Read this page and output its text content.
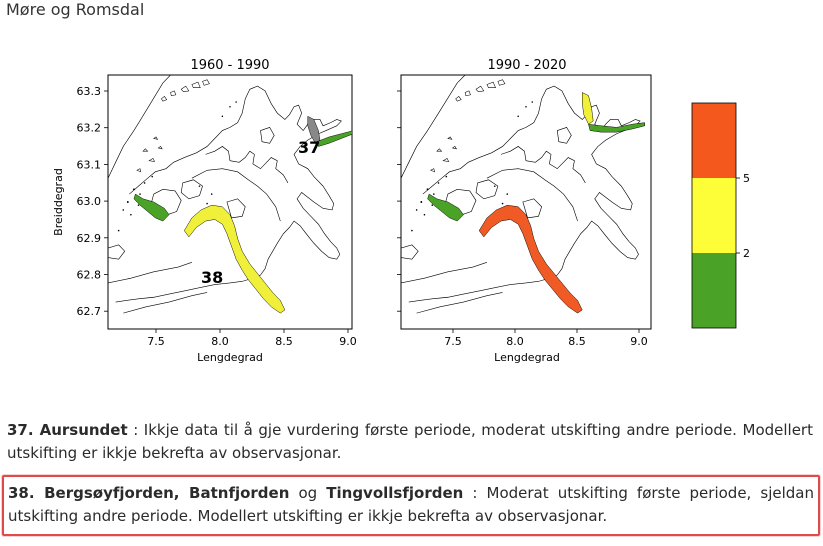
Møre og Romsdal
1960 - 1990
37
38
63.3
63.2
63.1
63.0
62.9
62.8
62.7
7.5	8.0	8.5	9.0
Breiddegrad
Lengdegrad
1990 - 2020
7.5	8.0	8.5	9.0
Lengdegrad
5
2
37. Aursundet : Ikkje data til å gje vurdering første periode, moderat utskifting andre periode. Modellert utskifting er ikkje bekrefta av observasjonar.
38. Bergsøyfjorden, Batnfjorden og Tingvollsfjorden : Moderat utskifting første periode, sjeldan utskifting andre periode. Modellert utskifting er ikkje bekrefta av observasjonar.
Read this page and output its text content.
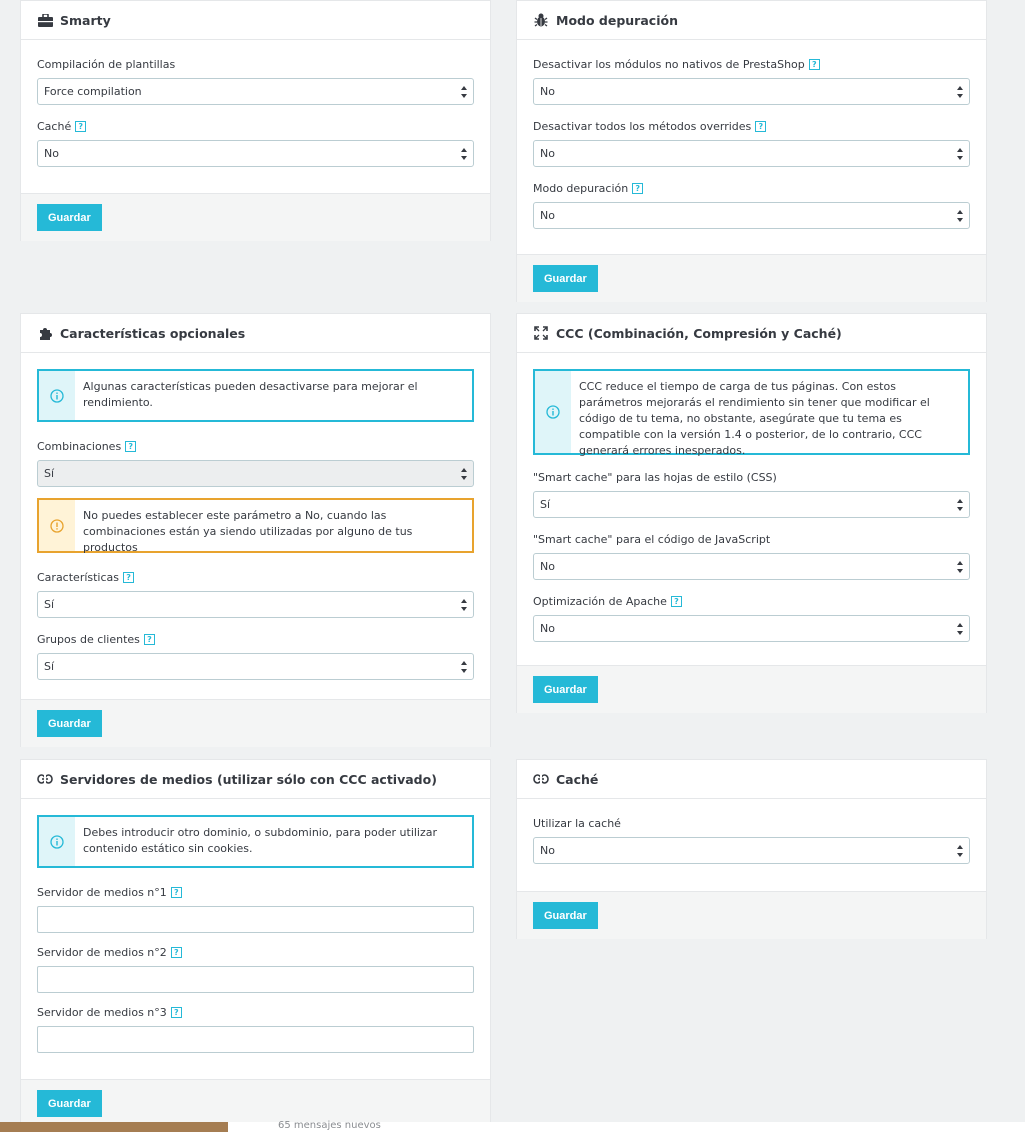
Smarty
Compilación de plantillas
Force compilation
Caché ?
No
Guardar
Modo depuración
Desactivar los módulos no nativos de PrestaShop ?
No
Desactivar todos los métodos overrides ?
No
Modo depuración ?
No
Guardar
Características opcionales
Algunas características pueden desactivarse para mejorar el rendimiento.
Combinaciones ?
Sí
No puedes establecer este parámetro a No, cuando las combinaciones están ya siendo utilizadas por alguno de tus productos
Características ?
Sí
Grupos de clientes ?
Sí
Guardar
CCC (Combinación, Compresión y Caché)
CCC reduce el tiempo de carga de tus páginas. Con estos parámetros mejorarás el rendimiento sin tener que modificar el código de tu tema, no obstante, asegúrate que tu tema es compatible con la versión 1.4 o posterior, de lo contrario, CCC generará errores inesperados.
"Smart cache" para las hojas de estilo (CSS)
Sí
"Smart cache" para el código de JavaScript
No
Optimización de Apache ?
No
Guardar
Servidores de medios (utilizar sólo con CCC activado)
Debes introducir otro dominio, o subdominio, para poder utilizar contenido estático sin cookies.
Servidor de medios n°1 ?
Servidor de medios n°2 ?
Servidor de medios n°3 ?
Guardar
Caché
Utilizar la caché
No
Guardar
65 mensajes nuevos
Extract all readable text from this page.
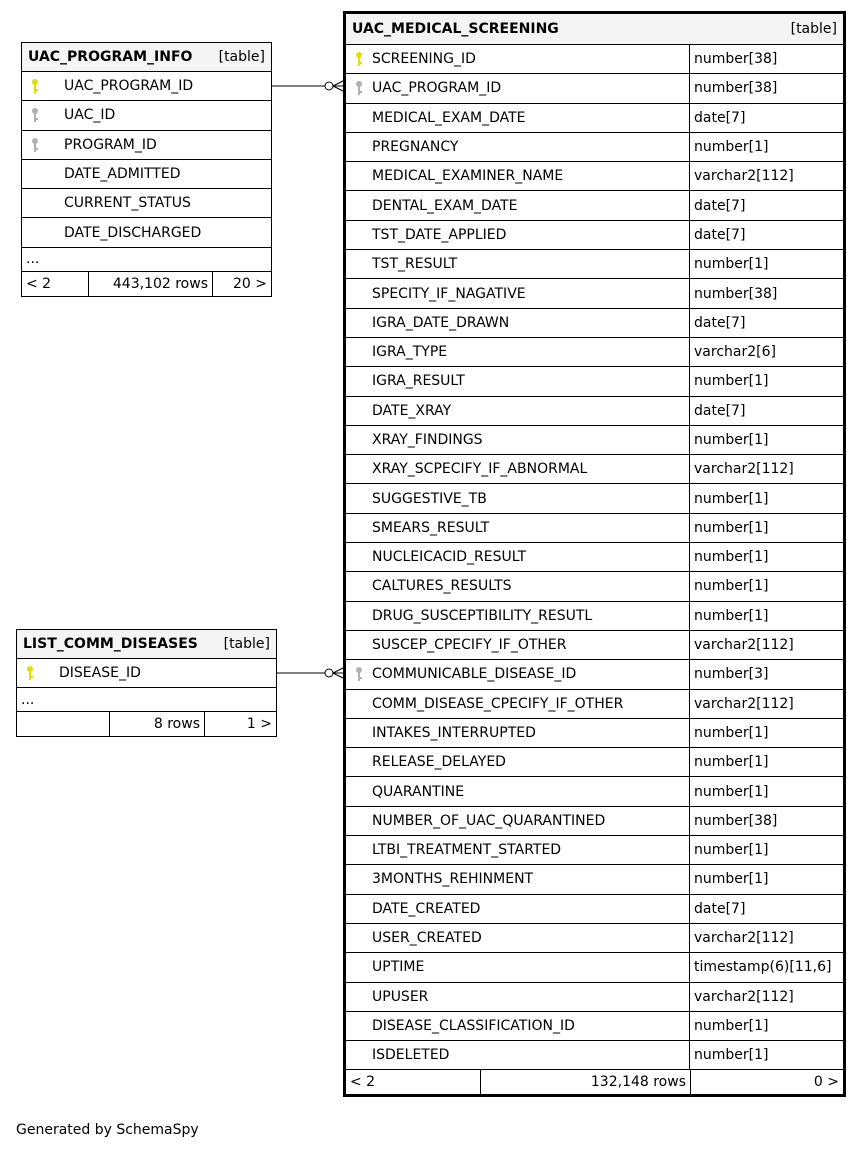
UAC_PROGRAM_INFO [table]
UAC_PROGRAM_ID
UAC_ID
PROGRAM_ID
DATE_ADMITTED
CURRENT_STATUS
DATE_DISCHARGED
...
< 2	443,102 rows	20 >
LIST_COMM_DISEASES [table]
DISEASE_ID
...
8 rows	1 >
UAC_MEDICAL_SCREENING	[table]
SCREENING_ID	number[38]
UAC_PROGRAM_ID	number[38]
MEDICAL_EXAM_DATE	date[7]
PREGNANCY	number[1]
MEDICAL_EXAMINER_NAME	varchar2[112]
DENTAL_EXAM_DATE	date[7]
TST_DATE_APPLIED	date[7]
TST_RESULT	number[1]
SPECITY_IF_NAGATIVE	number[38]
IGRA_DATE_DRAWN	date[7]
IGRA_TYPE	varchar2[6]
IGRA_RESULT	number[1]
DATE_XRAY	date[7]
XRAY_FINDINGS	number[1]
XRAY_SCPECIFY_IF_ABNORMAL	varchar2[112]
SUGGESTIVE_TB	number[1]
SMEARS_RESULT	number[1]
NUCLEICACID_RESULT	number[1]
CALTURES_RESULTS	number[1]
DRUG_SUSCEPTIBILITY_RESUTL	number[1]
SUSCEP_CPECIFY_IF_OTHER	varchar2[112]
COMMUNICABLE_DISEASE_ID	number[3]
COMM_DISEASE_CPECIFY_IF_OTHER	varchar2[112]
INTAKES_INTERRUPTED	number[1]
RELEASE_DELAYED	number[1]
QUARANTINE	number[1]
NUMBER_OF_UAC_QUARANTINED	number[38]
LTBI_TREATMENT_STARTED	number[1]
3MONTHS_REHINMENT	number[1]
DATE_CREATED	date[7]
USER_CREATED	varchar2[112]
UPTIME	timestamp(6)[11,6]
UPUSER	varchar2[112]
DISEASE_CLASSIFICATION_ID	number[1]
ISDELETED	number[1]
< 2	132,148 rows	0 >
Generated by SchemaSpy
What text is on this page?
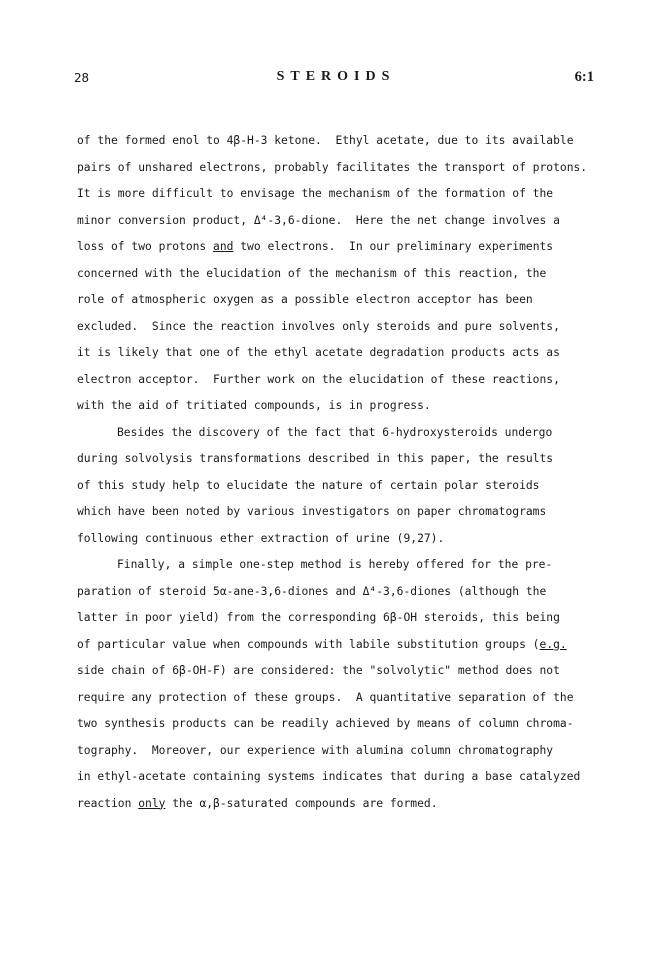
28	STEROIDS	6:1
of the formed enol to 4β-H-3 ketone.  Ethyl acetate, due to its available
pairs of unshared electrons, probably facilitates the transport of protons.
It is more difficult to envisage the mechanism of the formation of the
minor conversion product, Δ⁴-3,6-dione.  Here the net change involves a
loss of two protons and two electrons.  In our preliminary experiments
concerned with the elucidation of the mechanism of this reaction, the
role of atmospheric oxygen as a possible electron acceptor has been
excluded.  Since the reaction involves only steroids and pure solvents,
it is likely that one of the ethyl acetate degradation products acts as
electron acceptor.  Further work on the elucidation of these reactions,
with the aid of tritiated compounds, is in progress.
Besides the discovery of the fact that 6-hydroxysteroids undergo
during solvolysis transformations described in this paper, the results
of this study help to elucidate the nature of certain polar steroids
which have been noted by various investigators on paper chromatograms
following continuous ether extraction of urine (9,27).
Finally, a simple one-step method is hereby offered for the pre-
paration of steroid 5α-ane-3,6-diones and Δ⁴-3,6-diones (although the
latter in poor yield) from the corresponding 6β-OH steroids, this being
of particular value when compounds with labile substitution groups (e.g.
side chain of 6β-OH-F) are considered: the "solvolytic" method does not
require any protection of these groups.  A quantitative separation of the
two synthesis products can be readily achieved by means of column chroma-
tography.  Moreover, our experience with alumina column chromatography
in ethyl-acetate containing systems indicates that during a base catalyzed
reaction only the α,β-saturated compounds are formed.
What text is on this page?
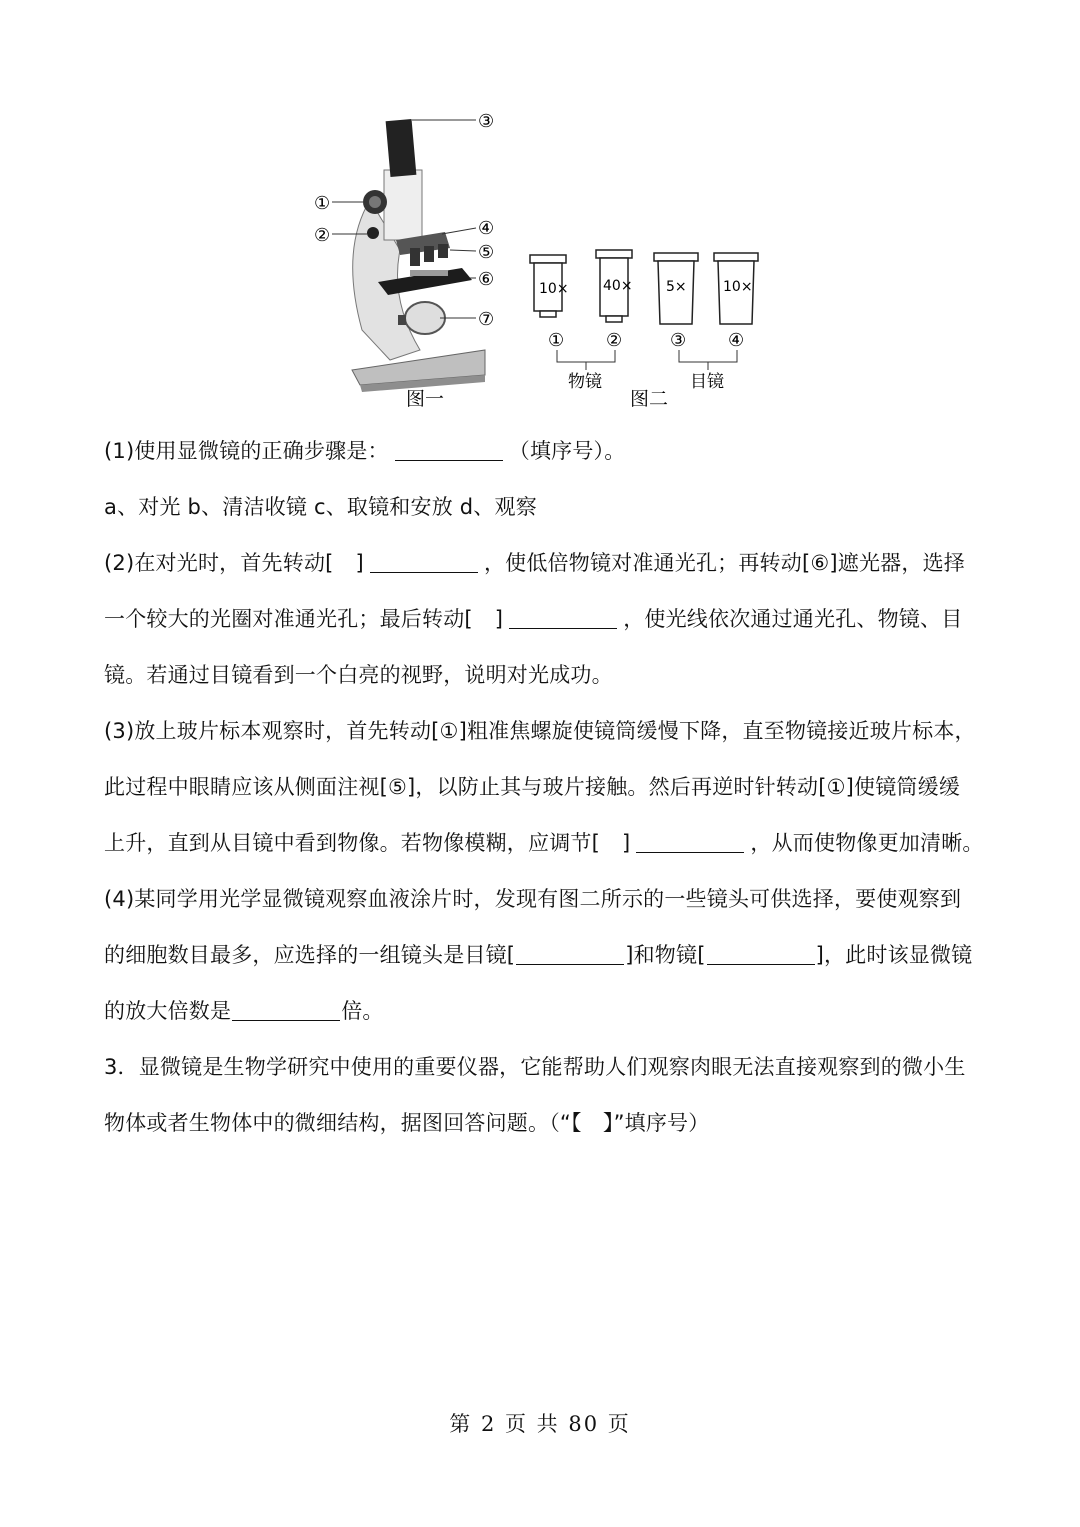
③
①
②	④
⑤
⑥
⑦
图一
10× 40× 5×	10×
① ②	③ ④
物镜	目镜
图二

(1)使用显微镜的正确步骤是：	（填序号）。

a、对光 b、清洁收镜 c、取镜和安放 d、观察

(2)在对光时，首先转动[ ]	，使低倍物镜对准通光孔；再转动[⑥]遮光器，选择

一个较大的光圈对准通光孔；最后转动[ ]	，使光线依次通过通光孔、物镜、目

镜。若通过目镜看到一个白亮的视野，说明对光成功。

(3)放上玻片标本观察时，首先转动[①]粗准焦螺旋使镜筒缓慢下降，直至物镜接近玻片标本，

此过程中眼睛应该从侧面注视[⑤]，以防止其与玻片接触。然后再逆时针转动[①]使镜筒缓缓

上升，直到从目镜中看到物像。若物像模糊，应调节[ ]	，从而使物像更加清晰。

(4)某同学用光学显微镜观察血液涂片时，发现有图二所示的一些镜头可供选择，要使观察到

的细胞数目最多，应选择的一组镜头是目镜[	]和物镜[	]，此时该显微镜

的放大倍数是	倍。

3．显微镜是生物学研究中使用的重要仪器，它能帮助人们观察肉眼无法直接观察到的微小生

物体或者生物体中的微细结构，据图回答问题。（“【　】”填序号）

第 2 页 共 80 页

### REQUIREMENT
Show the lines from the data above that contain the string "cache".

### TASK RESULT
"Smart cache" para las hojas de estilo (CSS)
"Smart cache" para el código de JavaScript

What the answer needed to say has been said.